▶ YOUR GOAL:
How many lines hold the string "Heat"? Give only the number.

▶ DATA EXCERPTS:
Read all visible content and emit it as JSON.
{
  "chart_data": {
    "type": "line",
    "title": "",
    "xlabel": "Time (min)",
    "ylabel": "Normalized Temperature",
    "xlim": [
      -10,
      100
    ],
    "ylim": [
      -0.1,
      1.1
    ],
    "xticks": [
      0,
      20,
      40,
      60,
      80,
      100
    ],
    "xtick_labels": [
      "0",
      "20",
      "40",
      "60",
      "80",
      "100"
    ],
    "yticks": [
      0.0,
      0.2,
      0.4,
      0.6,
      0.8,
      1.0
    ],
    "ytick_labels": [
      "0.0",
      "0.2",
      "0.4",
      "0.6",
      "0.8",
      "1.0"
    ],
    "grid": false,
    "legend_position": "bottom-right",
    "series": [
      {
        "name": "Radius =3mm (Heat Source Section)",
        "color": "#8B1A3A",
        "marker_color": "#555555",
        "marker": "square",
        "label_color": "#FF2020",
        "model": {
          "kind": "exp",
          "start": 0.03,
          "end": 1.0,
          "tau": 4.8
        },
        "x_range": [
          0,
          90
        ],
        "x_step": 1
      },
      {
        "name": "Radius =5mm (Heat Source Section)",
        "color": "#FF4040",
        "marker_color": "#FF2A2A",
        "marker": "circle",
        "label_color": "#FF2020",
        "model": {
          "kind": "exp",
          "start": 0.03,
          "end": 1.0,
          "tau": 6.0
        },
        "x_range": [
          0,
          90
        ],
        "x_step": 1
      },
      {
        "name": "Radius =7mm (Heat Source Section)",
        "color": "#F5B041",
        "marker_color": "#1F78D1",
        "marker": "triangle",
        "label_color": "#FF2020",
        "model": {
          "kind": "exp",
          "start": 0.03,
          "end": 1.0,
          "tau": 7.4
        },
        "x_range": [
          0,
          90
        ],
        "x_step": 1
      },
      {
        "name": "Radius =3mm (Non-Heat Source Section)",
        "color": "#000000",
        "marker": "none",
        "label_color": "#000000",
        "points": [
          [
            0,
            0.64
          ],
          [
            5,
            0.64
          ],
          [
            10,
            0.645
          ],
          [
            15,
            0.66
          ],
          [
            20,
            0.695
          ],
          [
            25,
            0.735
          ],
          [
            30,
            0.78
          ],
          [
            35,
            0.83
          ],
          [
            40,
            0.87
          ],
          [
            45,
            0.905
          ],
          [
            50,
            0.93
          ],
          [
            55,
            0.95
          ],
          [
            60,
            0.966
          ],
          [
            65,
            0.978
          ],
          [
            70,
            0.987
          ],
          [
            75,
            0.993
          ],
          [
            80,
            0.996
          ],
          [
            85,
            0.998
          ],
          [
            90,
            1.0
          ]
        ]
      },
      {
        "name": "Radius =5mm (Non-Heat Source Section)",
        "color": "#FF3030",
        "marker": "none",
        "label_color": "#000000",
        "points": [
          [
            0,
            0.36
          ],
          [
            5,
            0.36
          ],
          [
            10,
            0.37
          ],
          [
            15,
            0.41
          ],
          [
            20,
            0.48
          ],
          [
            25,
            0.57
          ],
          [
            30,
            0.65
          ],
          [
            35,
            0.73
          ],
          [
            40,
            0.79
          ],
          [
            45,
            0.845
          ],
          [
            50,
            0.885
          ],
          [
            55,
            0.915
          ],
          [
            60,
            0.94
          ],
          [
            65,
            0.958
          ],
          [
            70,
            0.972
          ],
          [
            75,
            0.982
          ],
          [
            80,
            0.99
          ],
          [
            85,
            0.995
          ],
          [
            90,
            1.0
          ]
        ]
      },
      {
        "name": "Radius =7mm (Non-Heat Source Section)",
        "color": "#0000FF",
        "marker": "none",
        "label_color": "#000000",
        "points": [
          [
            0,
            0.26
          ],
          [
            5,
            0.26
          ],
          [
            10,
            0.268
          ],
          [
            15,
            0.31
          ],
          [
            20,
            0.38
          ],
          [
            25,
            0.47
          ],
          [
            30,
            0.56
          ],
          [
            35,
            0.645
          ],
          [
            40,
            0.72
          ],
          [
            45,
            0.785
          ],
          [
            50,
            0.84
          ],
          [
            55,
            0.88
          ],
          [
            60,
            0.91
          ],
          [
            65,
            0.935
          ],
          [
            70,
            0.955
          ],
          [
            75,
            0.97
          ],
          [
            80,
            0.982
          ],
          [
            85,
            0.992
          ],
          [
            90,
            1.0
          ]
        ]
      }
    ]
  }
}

▶ OUTPUT FOR THIS TASK:
6